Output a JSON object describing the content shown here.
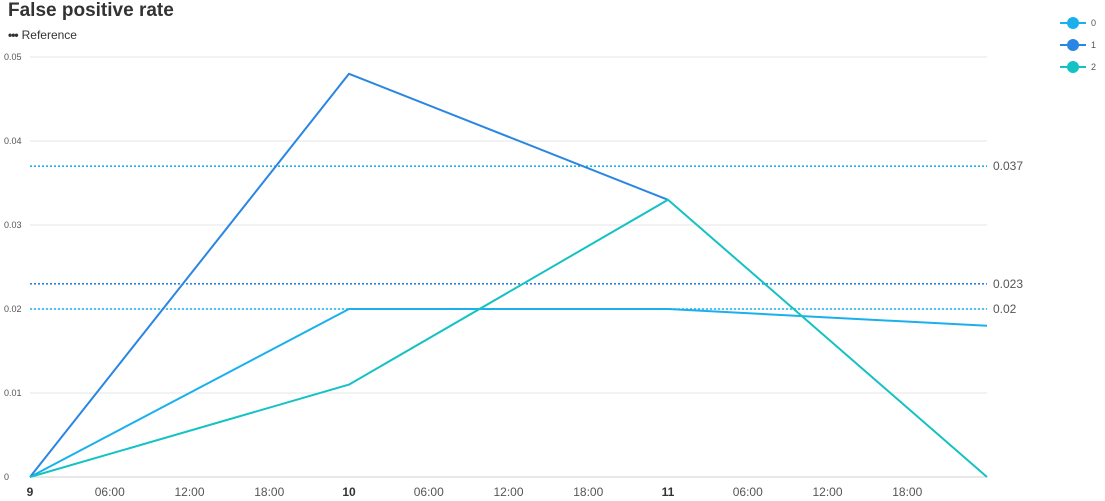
{
  "title": "False positive rate",
  "reference_label": "Reference",
  "reference_marker": "•••",
  "chart_data": {
    "type": "line",
    "title": "False positive rate",
    "xlabel": "",
    "ylabel": "",
    "x_tick_labels": [
      "9",
      "06:00",
      "12:00",
      "18:00",
      "10",
      "06:00",
      "12:00",
      "18:00",
      "11",
      "06:00",
      "12:00",
      "18:00"
    ],
    "x_tick_bold": [
      true,
      false,
      false,
      false,
      true,
      false,
      false,
      false,
      true,
      false,
      false,
      false
    ],
    "x_tick_hours": [
      0,
      6,
      12,
      18,
      24,
      30,
      36,
      42,
      48,
      54,
      60,
      66
    ],
    "xlim": [
      0,
      72
    ],
    "ylim": [
      0,
      0.05
    ],
    "y_ticks": [
      "0",
      "0.01",
      "0.02",
      "0.03",
      "0.04",
      "0.05"
    ],
    "y_tick_values": [
      0,
      0.01,
      0.02,
      0.03,
      0.04,
      0.05
    ],
    "grid": true,
    "legend_position": "top-right",
    "series": [
      {
        "name": "0",
        "color": "#1ab0ed",
        "x_hours": [
          0,
          24,
          48,
          72
        ],
        "values": [
          0,
          0.02,
          0.02,
          0.018
        ]
      },
      {
        "name": "1",
        "color": "#2a86e3",
        "x_hours": [
          0,
          24,
          48
        ],
        "values": [
          0,
          0.048,
          0.033
        ]
      },
      {
        "name": "2",
        "color": "#14c2c4",
        "x_hours": [
          0,
          24,
          48,
          72
        ],
        "values": [
          0,
          0.011,
          0.033,
          0
        ]
      }
    ],
    "reference_lines": [
      {
        "value": 0.037,
        "label": "0.037",
        "color": "#1ab0ed"
      },
      {
        "value": 0.023,
        "label": "0.023",
        "color": "#2a86e3"
      },
      {
        "value": 0.02,
        "label": "0.02",
        "color": "#1ab0ed"
      }
    ]
  }
}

Job -
Leave out all pictures, then copy the remaining material exactly.

Exercise result -
Output a JSON object describing the content shown here.
{
  "title": "False positive rate",
  "reference_label": "Reference",
  "reference_marker": "•••",
  "chart_data": {
    "type": "line",
    "title": "False positive rate",
    "xlabel": "",
    "ylabel": "",
    "x_tick_labels": [
      "9",
      "06:00",
      "12:00",
      "18:00",
      "10",
      "06:00",
      "12:00",
      "18:00",
      "11",
      "06:00",
      "12:00",
      "18:00"
    ],
    "x_tick_bold": [
      true,
      false,
      false,
      false,
      true,
      false,
      false,
      false,
      true,
      false,
      false,
      false
    ],
    "x_tick_hours": [
      0,
      6,
      12,
      18,
      24,
      30,
      36,
      42,
      48,
      54,
      60,
      66
    ],
    "xlim": [
      0,
      72
    ],
    "ylim": [
      0,
      0.05
    ],
    "y_ticks": [
      "0",
      "0.01",
      "0.02",
      "0.03",
      "0.04",
      "0.05"
    ],
    "y_tick_values": [
      0,
      0.01,
      0.02,
      0.03,
      0.04,
      0.05
    ],
    "grid": true,
    "legend_position": "top-right",
    "series": [
      {
        "name": "0",
        "color": "#1ab0ed",
        "x_hours": [
          0,
          24,
          48,
          72
        ],
        "values": [
          0,
          0.02,
          0.02,
          0.018
        ]
      },
      {
        "name": "1",
        "color": "#2a86e3",
        "x_hours": [
          0,
          24,
          48
        ],
        "values": [
          0,
          0.048,
          0.033
        ]
      },
      {
        "name": "2",
        "color": "#14c2c4",
        "x_hours": [
          0,
          24,
          48,
          72
        ],
        "values": [
          0,
          0.011,
          0.033,
          0
        ]
      }
    ],
    "reference_lines": [
      {
        "value": 0.037,
        "label": "0.037",
        "color": "#1ab0ed"
      },
      {
        "value": 0.023,
        "label": "0.023",
        "color": "#2a86e3"
      },
      {
        "value": 0.02,
        "label": "0.02",
        "color": "#1ab0ed"
      }
    ]
  }
}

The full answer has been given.